_EXERCISE_
Return the entries below verbatim. Pictures stay out.

-------- EXTRACTED INFORMATION --------

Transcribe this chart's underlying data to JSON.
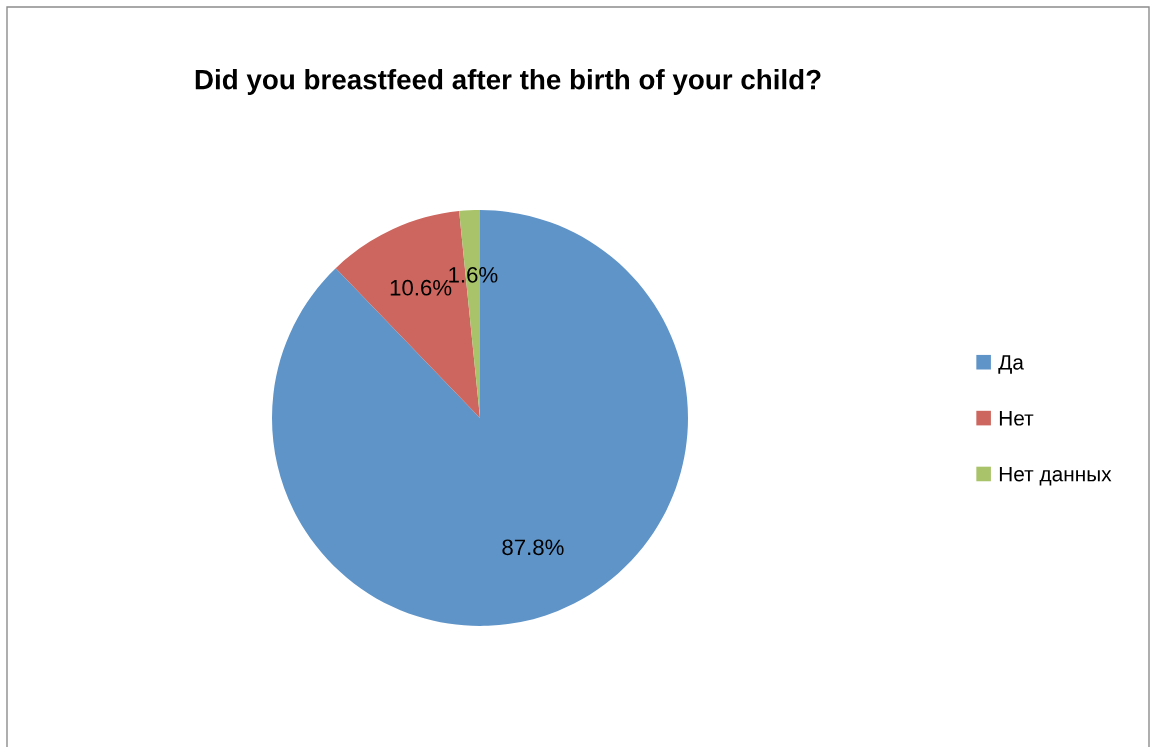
{
  "chart_data": {
    "type": "pie",
    "title": "Did you breastfeed after the birth of your child?",
    "categories": [
      "Да",
      "Нет",
      "Нет данных"
    ],
    "values": [
      87.8,
      10.6,
      1.6
    ],
    "colors": [
      "#5f94c8",
      "#cc665e",
      "#a8c36a"
    ],
    "value_labels": [
      "87.8%",
      "10.6%",
      "1.6%"
    ],
    "legend": "right"
  }
}
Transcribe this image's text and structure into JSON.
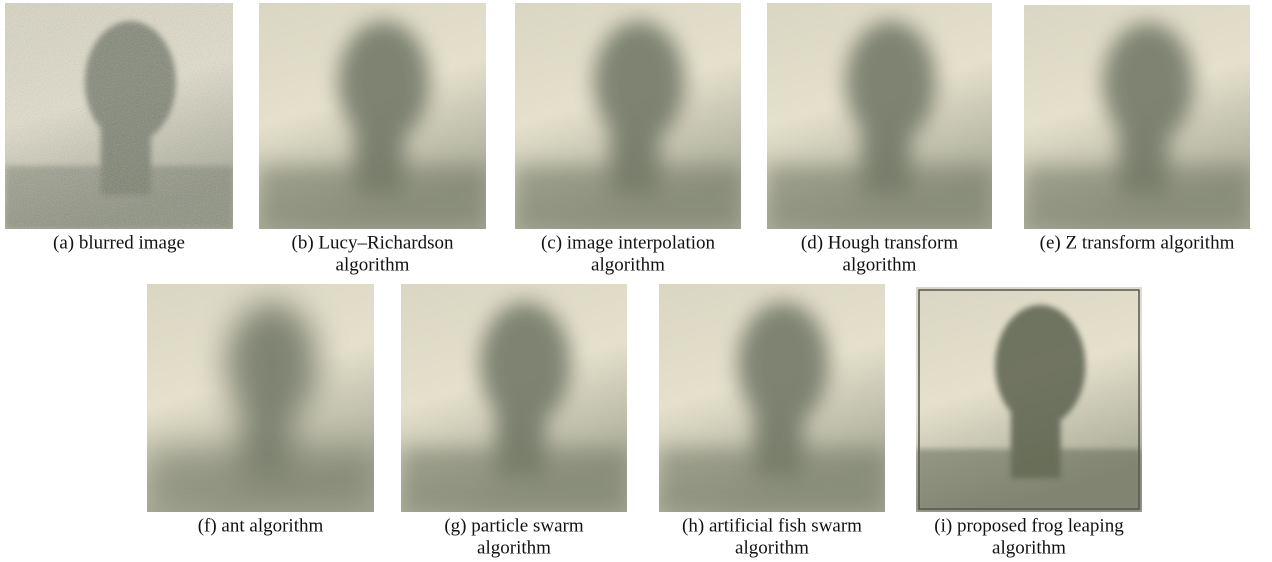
{
  "panels": [
    {
      "caption": [
        "(a) blurred image"
      ]
    },
    {
      "caption": [
        "(b) Lucy–Richardson",
        "algorithm"
      ]
    },
    {
      "caption": [
        "(c) image interpolation",
        "algorithm"
      ]
    },
    {
      "caption": [
        "(d) Hough transform",
        "algorithm"
      ]
    },
    {
      "caption": [
        "(e) Z transform algorithm"
      ]
    },
    {
      "caption": [
        "(f) ant algorithm"
      ]
    },
    {
      "caption": [
        "(g) particle swarm",
        "algorithm"
      ]
    },
    {
      "caption": [
        "(h) artificial fish swarm",
        "algorithm"
      ]
    },
    {
      "caption": [
        "(i) proposed frog leaping",
        "algorithm"
      ]
    }
  ]
}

--------

_RESULT_
Transcribe this chart's underlying data to JSON.
{
  "chart_data": {
    "type": "pie",
    "title": "Did you breastfeed after the birth of your child?",
    "categories": [
      "Да",
      "Нет",
      "Нет данных"
    ],
    "values": [
      87.8,
      10.6,
      1.6
    ],
    "colors": [
      "#5f94c8",
      "#cc665e",
      "#a8c36a"
    ],
    "value_labels": [
      "87.8%",
      "10.6%",
      "1.6%"
    ],
    "legend": "right"
  }
}
Transcribe this image's text and structure into JSON.
{
  "panels": [
    {
      "caption": [
        "(a) blurred image"
      ]
    },
    {
      "caption": [
        "(b) Lucy–Richardson",
        "algorithm"
      ]
    },
    {
      "caption": [
        "(c) image interpolation",
        "algorithm"
      ]
    },
    {
      "caption": [
        "(d) Hough transform",
        "algorithm"
      ]
    },
    {
      "caption": [
        "(e) Z transform algorithm"
      ]
    },
    {
      "caption": [
        "(f) ant algorithm"
      ]
    },
    {
      "caption": [
        "(g) particle swarm",
        "algorithm"
      ]
    },
    {
      "caption": [
        "(h) artificial fish swarm",
        "algorithm"
      ]
    },
    {
      "caption": [
        "(i) proposed frog leaping",
        "algorithm"
      ]
    }
  ]
}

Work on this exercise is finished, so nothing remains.